PROBLEM DESCRIPTION:
Pull every line with the word "xlabel" out of the entries below.

Extracted data entries
────────────────────

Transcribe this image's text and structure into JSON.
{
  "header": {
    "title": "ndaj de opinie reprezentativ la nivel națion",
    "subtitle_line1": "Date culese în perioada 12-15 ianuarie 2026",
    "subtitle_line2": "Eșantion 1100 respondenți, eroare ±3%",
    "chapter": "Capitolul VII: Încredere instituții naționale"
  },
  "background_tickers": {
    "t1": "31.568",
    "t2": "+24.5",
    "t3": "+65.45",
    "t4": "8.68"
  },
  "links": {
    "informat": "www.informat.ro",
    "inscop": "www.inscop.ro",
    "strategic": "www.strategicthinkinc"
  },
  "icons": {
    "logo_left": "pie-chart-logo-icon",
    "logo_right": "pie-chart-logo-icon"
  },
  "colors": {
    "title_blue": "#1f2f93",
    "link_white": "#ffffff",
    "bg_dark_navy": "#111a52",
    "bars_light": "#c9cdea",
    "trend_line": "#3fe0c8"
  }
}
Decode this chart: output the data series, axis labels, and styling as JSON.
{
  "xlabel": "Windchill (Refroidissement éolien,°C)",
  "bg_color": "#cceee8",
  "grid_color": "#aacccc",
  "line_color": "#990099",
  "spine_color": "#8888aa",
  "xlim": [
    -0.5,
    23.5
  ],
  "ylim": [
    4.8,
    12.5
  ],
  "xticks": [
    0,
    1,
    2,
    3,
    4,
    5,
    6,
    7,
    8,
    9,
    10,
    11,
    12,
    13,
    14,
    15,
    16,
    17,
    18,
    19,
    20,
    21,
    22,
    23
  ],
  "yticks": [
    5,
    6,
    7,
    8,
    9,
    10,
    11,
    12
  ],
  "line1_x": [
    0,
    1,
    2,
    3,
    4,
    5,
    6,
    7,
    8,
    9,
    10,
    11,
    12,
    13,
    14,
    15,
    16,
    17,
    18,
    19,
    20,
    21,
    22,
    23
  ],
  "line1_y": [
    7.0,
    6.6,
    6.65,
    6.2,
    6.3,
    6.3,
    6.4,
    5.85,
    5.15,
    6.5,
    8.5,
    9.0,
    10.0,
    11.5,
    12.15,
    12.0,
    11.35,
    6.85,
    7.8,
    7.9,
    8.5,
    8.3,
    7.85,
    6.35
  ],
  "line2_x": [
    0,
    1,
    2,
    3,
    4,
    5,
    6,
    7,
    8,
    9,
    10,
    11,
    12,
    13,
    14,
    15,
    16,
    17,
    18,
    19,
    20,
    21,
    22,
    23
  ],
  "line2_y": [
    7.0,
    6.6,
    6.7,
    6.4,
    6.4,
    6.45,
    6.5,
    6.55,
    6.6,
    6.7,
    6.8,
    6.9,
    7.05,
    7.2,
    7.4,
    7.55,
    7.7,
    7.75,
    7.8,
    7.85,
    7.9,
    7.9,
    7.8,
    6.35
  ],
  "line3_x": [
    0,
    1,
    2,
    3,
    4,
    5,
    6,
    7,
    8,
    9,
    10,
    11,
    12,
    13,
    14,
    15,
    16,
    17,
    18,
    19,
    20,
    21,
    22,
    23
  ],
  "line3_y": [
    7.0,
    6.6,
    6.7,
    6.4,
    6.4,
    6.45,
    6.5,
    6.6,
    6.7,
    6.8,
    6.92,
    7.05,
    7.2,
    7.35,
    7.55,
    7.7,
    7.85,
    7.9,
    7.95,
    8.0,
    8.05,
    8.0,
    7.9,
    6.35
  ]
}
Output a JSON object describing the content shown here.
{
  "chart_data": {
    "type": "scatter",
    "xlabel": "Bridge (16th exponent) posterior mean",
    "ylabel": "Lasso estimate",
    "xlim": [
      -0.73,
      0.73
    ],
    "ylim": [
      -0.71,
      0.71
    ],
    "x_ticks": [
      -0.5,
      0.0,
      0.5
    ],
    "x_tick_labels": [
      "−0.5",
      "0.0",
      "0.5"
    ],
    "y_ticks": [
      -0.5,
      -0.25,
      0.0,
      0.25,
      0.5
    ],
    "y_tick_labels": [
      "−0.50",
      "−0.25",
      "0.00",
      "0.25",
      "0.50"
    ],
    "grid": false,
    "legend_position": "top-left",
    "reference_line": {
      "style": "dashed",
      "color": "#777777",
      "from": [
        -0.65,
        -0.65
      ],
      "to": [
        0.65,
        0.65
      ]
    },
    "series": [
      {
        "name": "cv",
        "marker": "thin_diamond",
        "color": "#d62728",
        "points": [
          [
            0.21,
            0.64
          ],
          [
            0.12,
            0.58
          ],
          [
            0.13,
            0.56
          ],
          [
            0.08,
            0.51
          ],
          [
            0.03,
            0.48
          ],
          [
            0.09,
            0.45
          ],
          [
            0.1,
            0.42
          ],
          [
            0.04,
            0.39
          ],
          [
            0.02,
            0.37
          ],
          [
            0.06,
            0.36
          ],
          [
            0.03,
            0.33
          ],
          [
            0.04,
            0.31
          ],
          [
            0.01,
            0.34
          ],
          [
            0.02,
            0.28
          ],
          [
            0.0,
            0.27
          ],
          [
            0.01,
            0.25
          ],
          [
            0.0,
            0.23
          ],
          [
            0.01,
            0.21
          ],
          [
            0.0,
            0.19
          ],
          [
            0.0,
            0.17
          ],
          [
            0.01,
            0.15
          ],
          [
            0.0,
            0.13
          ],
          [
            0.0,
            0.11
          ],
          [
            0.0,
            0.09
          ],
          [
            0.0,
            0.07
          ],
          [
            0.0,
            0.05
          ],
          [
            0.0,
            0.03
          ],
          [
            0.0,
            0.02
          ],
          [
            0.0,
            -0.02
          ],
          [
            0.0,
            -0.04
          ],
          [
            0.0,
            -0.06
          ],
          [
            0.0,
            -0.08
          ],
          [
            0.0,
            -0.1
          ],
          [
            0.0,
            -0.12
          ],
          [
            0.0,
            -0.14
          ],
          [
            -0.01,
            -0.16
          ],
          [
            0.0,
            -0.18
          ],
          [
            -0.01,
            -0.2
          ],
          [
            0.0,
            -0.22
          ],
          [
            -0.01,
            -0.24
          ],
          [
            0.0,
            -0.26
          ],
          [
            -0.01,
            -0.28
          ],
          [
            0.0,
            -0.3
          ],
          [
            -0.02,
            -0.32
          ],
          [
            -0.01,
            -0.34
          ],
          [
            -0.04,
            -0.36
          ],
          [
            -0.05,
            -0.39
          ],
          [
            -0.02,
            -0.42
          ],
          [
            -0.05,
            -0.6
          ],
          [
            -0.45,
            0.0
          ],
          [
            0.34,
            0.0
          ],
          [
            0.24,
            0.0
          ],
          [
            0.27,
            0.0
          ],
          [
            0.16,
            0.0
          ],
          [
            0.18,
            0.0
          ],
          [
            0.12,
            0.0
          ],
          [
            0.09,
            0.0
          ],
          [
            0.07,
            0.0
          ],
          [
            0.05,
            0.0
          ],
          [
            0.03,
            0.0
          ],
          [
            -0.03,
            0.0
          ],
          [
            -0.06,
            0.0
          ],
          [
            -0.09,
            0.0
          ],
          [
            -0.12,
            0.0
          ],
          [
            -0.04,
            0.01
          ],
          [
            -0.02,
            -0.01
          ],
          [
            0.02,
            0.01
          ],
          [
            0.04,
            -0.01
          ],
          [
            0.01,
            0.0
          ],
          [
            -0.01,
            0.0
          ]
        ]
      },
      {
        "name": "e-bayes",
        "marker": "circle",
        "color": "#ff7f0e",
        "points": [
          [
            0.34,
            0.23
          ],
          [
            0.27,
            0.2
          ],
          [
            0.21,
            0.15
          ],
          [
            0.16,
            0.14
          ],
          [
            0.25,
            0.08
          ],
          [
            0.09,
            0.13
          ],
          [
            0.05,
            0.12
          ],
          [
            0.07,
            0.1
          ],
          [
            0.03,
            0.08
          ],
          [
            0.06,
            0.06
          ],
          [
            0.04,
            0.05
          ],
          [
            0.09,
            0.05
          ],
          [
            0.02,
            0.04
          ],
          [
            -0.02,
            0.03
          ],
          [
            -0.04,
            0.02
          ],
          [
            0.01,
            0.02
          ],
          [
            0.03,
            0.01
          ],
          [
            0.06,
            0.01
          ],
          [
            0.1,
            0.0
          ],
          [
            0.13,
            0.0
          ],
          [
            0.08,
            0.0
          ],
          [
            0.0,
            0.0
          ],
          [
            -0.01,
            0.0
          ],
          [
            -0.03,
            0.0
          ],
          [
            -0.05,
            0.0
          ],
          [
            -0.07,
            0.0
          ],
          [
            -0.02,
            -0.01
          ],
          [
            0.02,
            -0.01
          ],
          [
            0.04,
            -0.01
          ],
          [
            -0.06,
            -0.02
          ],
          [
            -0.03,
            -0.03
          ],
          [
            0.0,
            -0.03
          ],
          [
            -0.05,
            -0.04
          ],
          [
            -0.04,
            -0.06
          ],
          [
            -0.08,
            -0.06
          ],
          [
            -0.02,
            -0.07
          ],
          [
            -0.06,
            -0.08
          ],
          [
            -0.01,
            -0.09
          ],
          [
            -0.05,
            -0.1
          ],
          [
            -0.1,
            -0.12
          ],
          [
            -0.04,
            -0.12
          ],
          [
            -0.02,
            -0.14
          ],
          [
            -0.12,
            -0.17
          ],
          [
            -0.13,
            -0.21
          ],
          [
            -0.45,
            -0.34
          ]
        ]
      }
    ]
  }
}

────────────────────

WRITTEN ANSWER:
  "xlabel": "Windchill (Refroidissement éolien,°C)",
    "xlabel": "Bridge (16th exponent) posterior mean",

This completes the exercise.